Your task is to gather the lines below that hold the string "سعيد".

------

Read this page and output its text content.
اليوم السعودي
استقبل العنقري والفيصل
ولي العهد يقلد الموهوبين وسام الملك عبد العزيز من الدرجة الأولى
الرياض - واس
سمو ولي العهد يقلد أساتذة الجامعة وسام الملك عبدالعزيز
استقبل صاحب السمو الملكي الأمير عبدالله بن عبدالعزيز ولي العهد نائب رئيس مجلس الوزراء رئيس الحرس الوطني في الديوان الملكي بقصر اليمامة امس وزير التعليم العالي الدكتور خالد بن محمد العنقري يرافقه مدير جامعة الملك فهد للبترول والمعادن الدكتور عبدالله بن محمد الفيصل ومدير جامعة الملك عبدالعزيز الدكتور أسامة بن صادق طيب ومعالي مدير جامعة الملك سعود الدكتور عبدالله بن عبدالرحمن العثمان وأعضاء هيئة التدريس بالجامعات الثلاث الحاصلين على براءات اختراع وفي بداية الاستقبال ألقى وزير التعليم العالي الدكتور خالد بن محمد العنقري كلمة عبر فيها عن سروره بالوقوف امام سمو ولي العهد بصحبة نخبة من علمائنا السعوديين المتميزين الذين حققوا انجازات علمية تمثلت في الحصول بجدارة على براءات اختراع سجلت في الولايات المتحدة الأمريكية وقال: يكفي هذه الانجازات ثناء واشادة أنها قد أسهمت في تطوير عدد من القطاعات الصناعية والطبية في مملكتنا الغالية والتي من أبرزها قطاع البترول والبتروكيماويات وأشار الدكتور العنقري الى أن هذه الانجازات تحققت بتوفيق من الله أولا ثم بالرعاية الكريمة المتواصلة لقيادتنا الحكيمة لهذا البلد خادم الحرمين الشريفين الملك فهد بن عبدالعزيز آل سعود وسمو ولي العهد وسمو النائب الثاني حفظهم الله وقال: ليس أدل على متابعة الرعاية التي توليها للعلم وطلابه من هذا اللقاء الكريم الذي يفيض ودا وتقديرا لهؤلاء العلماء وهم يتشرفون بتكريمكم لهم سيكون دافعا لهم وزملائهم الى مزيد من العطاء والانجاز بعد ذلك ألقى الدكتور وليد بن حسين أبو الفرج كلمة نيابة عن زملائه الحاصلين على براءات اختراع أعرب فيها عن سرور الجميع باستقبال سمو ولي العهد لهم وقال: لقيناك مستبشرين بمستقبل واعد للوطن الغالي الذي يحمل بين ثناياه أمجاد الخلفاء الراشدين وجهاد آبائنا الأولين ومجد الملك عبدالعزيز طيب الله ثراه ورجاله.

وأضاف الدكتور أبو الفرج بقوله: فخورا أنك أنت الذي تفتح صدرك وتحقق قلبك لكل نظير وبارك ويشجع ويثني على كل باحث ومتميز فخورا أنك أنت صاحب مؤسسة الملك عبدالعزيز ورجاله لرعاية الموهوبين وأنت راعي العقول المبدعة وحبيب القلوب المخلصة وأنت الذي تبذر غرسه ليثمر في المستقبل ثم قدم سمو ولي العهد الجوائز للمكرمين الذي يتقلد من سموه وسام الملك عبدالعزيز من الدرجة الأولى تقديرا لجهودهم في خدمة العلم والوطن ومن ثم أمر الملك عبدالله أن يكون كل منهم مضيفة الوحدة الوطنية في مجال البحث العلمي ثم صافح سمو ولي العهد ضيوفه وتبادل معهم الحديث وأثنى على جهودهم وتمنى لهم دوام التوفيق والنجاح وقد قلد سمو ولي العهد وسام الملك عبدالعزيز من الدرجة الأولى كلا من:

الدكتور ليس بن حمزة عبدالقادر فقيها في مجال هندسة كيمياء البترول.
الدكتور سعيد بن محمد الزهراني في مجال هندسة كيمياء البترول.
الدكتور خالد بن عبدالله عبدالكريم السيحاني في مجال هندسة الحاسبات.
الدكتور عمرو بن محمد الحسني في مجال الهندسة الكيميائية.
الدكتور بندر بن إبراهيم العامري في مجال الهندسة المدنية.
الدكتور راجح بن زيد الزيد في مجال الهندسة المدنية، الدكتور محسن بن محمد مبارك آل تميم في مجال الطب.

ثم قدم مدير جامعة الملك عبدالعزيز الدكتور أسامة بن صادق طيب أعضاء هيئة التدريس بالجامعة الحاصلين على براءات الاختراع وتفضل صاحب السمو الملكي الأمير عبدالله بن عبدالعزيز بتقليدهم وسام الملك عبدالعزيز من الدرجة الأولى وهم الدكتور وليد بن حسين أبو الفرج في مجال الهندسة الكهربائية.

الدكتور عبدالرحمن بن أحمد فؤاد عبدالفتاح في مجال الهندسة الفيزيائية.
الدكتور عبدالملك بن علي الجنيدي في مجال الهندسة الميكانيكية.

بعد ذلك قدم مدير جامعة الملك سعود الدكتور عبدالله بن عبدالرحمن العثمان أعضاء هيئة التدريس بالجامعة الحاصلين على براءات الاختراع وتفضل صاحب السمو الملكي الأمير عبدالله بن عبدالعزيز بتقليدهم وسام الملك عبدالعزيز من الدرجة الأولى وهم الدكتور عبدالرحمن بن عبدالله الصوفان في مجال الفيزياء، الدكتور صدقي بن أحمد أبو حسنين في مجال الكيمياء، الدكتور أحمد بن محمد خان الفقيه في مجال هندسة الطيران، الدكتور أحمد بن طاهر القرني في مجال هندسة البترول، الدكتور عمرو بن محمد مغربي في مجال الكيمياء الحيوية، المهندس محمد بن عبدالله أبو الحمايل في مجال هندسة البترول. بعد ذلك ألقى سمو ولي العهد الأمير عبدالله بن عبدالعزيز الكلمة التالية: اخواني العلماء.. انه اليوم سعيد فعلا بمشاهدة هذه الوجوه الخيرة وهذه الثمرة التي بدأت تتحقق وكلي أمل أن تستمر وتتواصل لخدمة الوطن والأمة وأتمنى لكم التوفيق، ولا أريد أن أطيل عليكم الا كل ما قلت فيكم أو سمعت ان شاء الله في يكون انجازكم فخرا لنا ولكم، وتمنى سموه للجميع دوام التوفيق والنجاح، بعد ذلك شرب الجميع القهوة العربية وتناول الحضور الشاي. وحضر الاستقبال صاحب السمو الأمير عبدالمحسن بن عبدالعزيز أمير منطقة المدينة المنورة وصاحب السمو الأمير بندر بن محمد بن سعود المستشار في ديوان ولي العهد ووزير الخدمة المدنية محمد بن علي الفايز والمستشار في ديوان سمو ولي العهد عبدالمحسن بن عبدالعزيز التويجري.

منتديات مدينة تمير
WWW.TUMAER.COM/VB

------

* _FINISHED ANSWER_:
الدكتور سعيد بن محمد الزهراني في مجال هندسة كيمياء البترول.
بعد ذلك قدم مدير جامعة الملك سعود الدكتور عبدالله بن عبدالرحمن العثمان أعضاء هيئة التدريس بالجامعة الحاصلين على براءات الاختراع وتفضل صاحب السمو الملكي الأمير عبدالله بن عبدالعزيز بتقليدهم وسام الملك عبدالعزيز من الدرجة الأولى وهم الدكتور عبدالرحمن بن عبدالله الصوفان في مجال الفيزياء، الدكتور صدقي بن أحمد أبو حسنين في مجال الكيمياء، الدكتور أحمد بن محمد خان الفقيه في مجال هندسة الطيران، الدكتور أحمد بن طاهر القرني في مجال هندسة البترول، الدكتور عمرو بن محمد مغربي في مجال الكيمياء الحيوية، المهندس محمد بن عبدالله أبو الحمايل في مجال هندسة البترول. بعد ذلك ألقى سمو ولي العهد الأمير عبدالله بن عبدالعزيز الكلمة التالية: اخواني العلماء.. انه اليوم سعيد فعلا بمشاهدة هذه الوجوه الخيرة وهذه الثمرة التي بدأت تتحقق وكلي أمل أن تستمر وتتواصل لخدمة الوطن والأمة وأتمنى لكم التوفيق، ولا أريد أن أطيل عليكم الا كل ما قلت فيكم أو سمعت ان شاء الله في يكون انجازكم فخرا لنا ولكم، وتمنى سموه للجميع دوام التوفيق والنجاح، بعد ذلك شرب الجميع القهوة العربية وتناول الحضور الشاي. وحضر الاستقبال صاحب السمو الأمير عبدالمحسن بن عبدالعزيز أمير منطقة المدينة المنورة وصاحب السمو الأمير بندر بن محمد بن سعود المستشار في ديوان ولي العهد ووزير الخدمة المدنية محمد بن علي الفايز والمستشار في ديوان سمو ولي العهد عبدالمحسن بن عبدالعزيز التويجري.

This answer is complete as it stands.